=== Dataset items ===
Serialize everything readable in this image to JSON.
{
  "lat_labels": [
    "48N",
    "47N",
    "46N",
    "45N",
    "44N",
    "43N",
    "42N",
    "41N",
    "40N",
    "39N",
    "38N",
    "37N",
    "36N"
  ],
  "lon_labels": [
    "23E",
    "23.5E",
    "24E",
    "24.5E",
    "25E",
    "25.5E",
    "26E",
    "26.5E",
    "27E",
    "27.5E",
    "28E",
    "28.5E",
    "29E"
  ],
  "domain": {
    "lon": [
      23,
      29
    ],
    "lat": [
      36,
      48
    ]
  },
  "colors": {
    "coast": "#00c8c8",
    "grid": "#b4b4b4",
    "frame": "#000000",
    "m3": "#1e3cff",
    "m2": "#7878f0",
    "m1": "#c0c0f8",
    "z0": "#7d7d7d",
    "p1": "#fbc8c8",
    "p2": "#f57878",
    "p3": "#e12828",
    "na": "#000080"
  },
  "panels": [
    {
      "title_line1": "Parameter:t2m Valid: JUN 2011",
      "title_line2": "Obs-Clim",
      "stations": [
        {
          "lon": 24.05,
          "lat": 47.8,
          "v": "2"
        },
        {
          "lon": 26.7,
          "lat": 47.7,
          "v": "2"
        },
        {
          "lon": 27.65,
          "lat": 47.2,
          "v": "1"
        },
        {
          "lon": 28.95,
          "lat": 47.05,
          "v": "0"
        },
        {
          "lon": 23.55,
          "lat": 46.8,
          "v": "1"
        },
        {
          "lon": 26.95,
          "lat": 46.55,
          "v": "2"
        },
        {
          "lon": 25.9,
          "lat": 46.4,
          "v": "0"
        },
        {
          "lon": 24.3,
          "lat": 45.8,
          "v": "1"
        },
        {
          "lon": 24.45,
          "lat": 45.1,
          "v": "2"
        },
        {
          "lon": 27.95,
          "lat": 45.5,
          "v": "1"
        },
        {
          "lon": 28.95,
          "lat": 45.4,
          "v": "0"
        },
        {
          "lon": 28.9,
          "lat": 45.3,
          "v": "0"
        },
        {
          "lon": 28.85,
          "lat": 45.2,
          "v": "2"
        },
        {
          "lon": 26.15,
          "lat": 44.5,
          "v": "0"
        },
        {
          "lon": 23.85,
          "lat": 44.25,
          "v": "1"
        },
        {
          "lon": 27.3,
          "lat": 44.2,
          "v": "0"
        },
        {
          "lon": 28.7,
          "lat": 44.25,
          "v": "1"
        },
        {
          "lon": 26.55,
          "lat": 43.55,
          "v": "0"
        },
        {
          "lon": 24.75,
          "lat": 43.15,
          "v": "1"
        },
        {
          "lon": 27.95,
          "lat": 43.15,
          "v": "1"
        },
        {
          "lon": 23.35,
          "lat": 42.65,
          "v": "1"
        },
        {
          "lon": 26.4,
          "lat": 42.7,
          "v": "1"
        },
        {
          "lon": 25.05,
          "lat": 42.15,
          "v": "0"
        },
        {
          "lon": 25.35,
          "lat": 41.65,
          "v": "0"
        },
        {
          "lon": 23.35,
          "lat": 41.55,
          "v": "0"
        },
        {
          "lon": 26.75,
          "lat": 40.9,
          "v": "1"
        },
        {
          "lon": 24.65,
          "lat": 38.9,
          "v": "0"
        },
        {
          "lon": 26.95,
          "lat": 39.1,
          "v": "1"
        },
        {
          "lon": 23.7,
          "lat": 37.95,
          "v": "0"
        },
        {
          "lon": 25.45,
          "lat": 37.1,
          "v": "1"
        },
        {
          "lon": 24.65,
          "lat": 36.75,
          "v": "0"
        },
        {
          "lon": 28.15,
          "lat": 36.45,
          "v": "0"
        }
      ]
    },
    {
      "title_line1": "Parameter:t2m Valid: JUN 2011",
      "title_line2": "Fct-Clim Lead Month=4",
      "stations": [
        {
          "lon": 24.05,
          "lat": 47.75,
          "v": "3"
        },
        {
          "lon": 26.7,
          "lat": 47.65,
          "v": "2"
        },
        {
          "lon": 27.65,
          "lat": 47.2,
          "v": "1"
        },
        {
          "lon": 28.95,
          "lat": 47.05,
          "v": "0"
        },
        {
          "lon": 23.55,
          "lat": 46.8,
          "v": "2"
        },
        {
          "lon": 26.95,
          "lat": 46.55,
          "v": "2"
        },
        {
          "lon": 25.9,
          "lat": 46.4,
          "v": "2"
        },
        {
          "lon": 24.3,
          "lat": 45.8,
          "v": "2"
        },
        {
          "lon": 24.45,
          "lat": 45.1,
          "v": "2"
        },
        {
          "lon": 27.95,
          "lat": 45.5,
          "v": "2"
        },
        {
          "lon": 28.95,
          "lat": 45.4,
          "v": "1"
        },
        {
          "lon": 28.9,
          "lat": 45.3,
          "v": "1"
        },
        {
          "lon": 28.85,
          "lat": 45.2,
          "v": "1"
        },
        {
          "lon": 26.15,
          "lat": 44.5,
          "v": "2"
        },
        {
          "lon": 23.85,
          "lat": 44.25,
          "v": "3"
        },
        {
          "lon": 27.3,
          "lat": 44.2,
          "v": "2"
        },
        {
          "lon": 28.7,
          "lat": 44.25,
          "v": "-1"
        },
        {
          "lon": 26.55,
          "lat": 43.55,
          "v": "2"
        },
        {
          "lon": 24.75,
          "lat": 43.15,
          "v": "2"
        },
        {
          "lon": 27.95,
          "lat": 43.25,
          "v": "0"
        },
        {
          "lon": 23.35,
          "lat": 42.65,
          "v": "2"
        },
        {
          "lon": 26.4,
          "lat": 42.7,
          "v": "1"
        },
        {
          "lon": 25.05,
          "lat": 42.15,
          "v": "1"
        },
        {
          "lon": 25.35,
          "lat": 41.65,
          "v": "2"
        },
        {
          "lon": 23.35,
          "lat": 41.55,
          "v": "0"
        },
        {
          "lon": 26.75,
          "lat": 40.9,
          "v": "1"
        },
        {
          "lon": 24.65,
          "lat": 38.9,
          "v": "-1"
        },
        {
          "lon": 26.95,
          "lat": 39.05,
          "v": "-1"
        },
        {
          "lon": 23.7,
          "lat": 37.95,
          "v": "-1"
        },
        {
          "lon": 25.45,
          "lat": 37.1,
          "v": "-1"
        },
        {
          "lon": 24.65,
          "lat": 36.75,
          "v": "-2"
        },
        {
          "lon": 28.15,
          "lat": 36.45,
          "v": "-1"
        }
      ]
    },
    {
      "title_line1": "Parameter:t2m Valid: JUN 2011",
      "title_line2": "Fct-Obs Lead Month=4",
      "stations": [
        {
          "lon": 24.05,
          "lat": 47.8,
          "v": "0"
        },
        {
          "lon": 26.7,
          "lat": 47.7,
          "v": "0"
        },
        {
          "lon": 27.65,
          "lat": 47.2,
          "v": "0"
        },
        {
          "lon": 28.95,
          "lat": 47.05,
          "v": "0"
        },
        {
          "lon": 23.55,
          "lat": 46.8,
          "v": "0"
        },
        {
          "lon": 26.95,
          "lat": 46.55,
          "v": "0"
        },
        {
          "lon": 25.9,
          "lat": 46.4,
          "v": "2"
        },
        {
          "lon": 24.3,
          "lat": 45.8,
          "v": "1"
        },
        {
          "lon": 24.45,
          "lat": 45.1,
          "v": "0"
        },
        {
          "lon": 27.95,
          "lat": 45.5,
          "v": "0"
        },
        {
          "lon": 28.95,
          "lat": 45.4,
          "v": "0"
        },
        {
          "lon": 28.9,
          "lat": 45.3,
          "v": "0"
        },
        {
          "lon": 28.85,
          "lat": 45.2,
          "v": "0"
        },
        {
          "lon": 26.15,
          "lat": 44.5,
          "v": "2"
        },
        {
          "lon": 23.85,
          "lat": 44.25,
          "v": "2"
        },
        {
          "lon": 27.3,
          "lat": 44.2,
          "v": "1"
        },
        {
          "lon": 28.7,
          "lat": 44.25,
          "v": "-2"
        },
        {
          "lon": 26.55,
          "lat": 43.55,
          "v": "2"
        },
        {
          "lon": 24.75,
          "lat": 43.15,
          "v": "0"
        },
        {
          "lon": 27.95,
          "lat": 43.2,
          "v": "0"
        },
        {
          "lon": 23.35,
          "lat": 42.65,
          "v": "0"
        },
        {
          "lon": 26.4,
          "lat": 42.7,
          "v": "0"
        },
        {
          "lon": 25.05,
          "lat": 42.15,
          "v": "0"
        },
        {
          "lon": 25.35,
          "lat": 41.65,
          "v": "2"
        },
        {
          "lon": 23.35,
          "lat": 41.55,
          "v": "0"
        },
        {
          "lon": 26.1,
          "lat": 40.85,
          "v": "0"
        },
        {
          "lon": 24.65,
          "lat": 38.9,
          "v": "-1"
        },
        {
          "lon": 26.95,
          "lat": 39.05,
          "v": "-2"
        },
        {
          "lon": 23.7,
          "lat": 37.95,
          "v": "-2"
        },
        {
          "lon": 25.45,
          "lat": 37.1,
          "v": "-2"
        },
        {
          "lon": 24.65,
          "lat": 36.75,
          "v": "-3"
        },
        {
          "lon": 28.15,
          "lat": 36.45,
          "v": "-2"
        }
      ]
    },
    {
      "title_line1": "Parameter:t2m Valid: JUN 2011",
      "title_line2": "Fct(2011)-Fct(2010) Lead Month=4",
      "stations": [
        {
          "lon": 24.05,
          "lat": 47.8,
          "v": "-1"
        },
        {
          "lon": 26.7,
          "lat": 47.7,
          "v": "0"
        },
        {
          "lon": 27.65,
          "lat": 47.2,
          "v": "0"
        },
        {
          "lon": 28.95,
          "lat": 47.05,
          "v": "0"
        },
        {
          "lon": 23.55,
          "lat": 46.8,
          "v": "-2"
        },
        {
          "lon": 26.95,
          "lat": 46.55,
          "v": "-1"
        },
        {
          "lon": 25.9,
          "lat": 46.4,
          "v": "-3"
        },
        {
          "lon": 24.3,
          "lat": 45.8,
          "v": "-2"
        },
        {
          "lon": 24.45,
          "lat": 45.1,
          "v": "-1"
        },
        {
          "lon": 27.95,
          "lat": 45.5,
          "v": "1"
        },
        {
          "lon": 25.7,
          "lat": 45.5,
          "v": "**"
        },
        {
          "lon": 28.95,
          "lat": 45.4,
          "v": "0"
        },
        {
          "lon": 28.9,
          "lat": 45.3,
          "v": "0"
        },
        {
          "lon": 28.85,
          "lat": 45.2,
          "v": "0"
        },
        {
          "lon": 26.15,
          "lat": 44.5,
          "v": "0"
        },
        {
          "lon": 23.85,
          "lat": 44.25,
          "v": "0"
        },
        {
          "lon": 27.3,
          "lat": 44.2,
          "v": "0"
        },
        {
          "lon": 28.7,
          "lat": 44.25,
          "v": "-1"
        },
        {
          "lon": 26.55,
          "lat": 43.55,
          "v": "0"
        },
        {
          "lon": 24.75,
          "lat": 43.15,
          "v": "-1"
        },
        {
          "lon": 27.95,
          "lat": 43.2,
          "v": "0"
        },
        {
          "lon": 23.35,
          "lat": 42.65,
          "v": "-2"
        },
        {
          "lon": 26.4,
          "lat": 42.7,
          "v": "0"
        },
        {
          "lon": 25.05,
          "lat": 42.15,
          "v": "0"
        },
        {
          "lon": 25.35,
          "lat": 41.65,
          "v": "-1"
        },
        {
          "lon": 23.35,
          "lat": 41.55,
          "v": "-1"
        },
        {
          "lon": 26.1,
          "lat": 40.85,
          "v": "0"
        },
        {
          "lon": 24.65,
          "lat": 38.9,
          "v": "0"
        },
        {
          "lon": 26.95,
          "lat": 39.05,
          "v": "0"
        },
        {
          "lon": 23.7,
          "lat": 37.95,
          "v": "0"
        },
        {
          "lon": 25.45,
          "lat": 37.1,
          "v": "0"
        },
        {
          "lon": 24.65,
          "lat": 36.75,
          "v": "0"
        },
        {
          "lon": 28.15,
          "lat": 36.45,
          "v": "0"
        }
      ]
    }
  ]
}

=== Task instructions ===
Which lines hold the word "Lead"? Return all of them from the records above.

=== Final result ===
      "title_line2": "Fct-Clim Lead Month=4",
      "title_line2": "Fct-Obs Lead Month=4",
      "title_line2": "Fct(2011)-Fct(2010) Lead Month=4",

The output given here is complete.